>>>>
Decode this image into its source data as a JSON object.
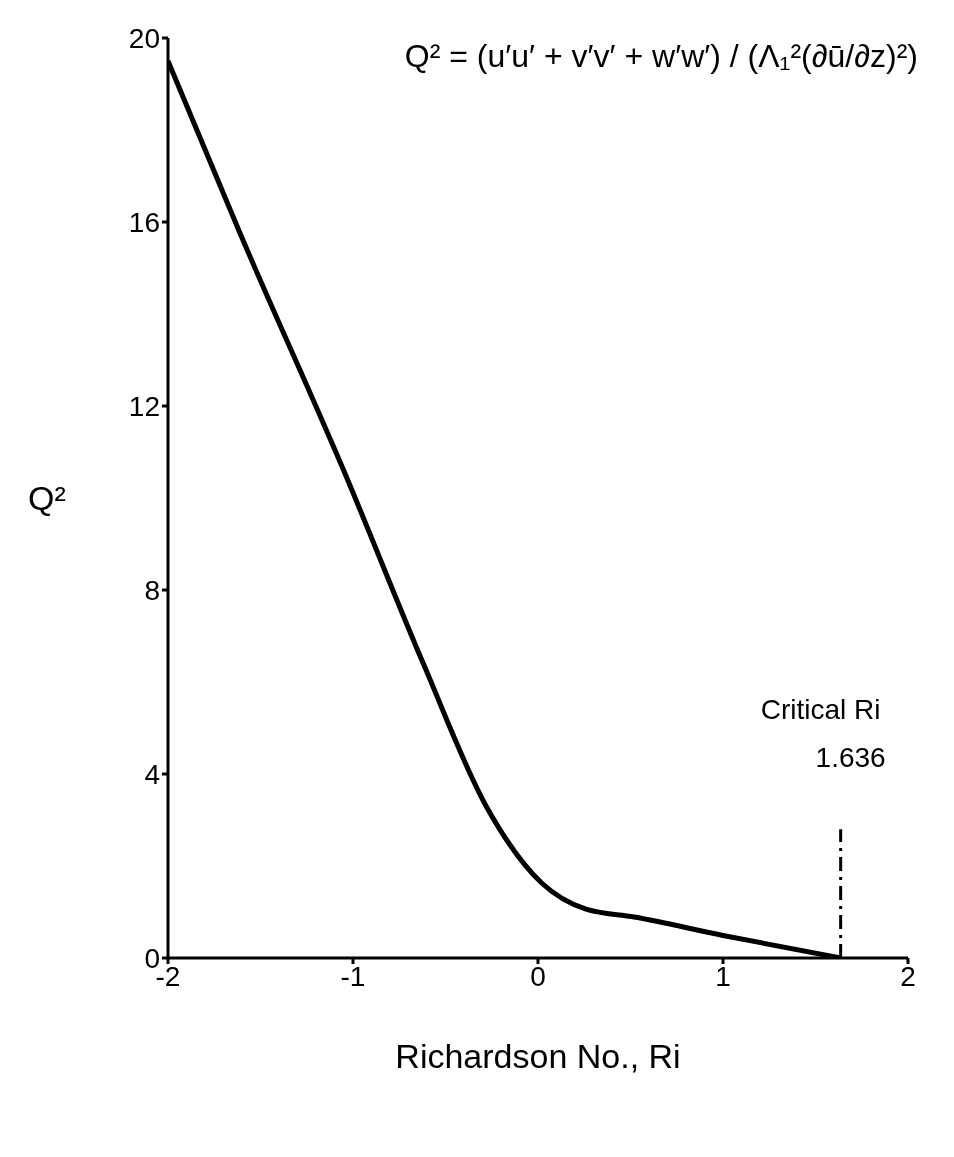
{
  "chart_data": {
    "type": "line",
    "xlabel": "Richardson No., Ri",
    "ylabel": "Q²",
    "series": [
      {
        "color": "#000000",
        "x": [
          -2,
          -1.61,
          -1.04,
          -0.62,
          -0.28,
          0.02,
          0.26,
          0.52,
          1.0,
          1.636
        ],
        "values": [
          19.5,
          15.75,
          10.5,
          6.4,
          3.3,
          1.63,
          1.06,
          0.89,
          0.49,
          0
        ]
      }
    ],
    "xlim": [
      -2,
      2
    ],
    "xticks": [
      -2,
      -1,
      0,
      1,
      2
    ],
    "ylim": [
      0,
      20
    ],
    "yticks": [
      0,
      4,
      8,
      12,
      16,
      20
    ],
    "marker": "none",
    "line_style": "solid",
    "ref_lines": [
      {
        "axis": "x",
        "value": 1.636,
        "label": "Critical Ri\n1.636",
        "line_style": "dashdot",
        "color": "#000000"
      }
    ],
    "annotations": [
      "Q² = (u′u′ + v′v′ + w′w′) / (Λ₁²(∂ū/∂z)²)"
    ]
  }
}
<<<<
• [What needs to be done] Are you able to set down all the lines above exactly, without any pictures?

• [Solution for this problem]
Decode this image into its source data as a JSON object.
{
  "chart_data": {
    "type": "line",
    "xlabel": "Richardson No., Ri",
    "ylabel": "Q²",
    "series": [
      {
        "color": "#000000",
        "x": [
          -2,
          -1.61,
          -1.04,
          -0.62,
          -0.28,
          0.02,
          0.26,
          0.52,
          1.0,
          1.636
        ],
        "values": [
          19.5,
          15.75,
          10.5,
          6.4,
          3.3,
          1.63,
          1.06,
          0.89,
          0.49,
          0
        ]
      }
    ],
    "xlim": [
      -2,
      2
    ],
    "xticks": [
      -2,
      -1,
      0,
      1,
      2
    ],
    "ylim": [
      0,
      20
    ],
    "yticks": [
      0,
      4,
      8,
      12,
      16,
      20
    ],
    "marker": "none",
    "line_style": "solid",
    "ref_lines": [
      {
        "axis": "x",
        "value": 1.636,
        "label": "Critical Ri\n1.636",
        "line_style": "dashdot",
        "color": "#000000"
      }
    ],
    "annotations": [
      "Q² = (u′u′ + v′v′ + w′w′) / (Λ₁²(∂ū/∂z)²)"
    ]
  }
}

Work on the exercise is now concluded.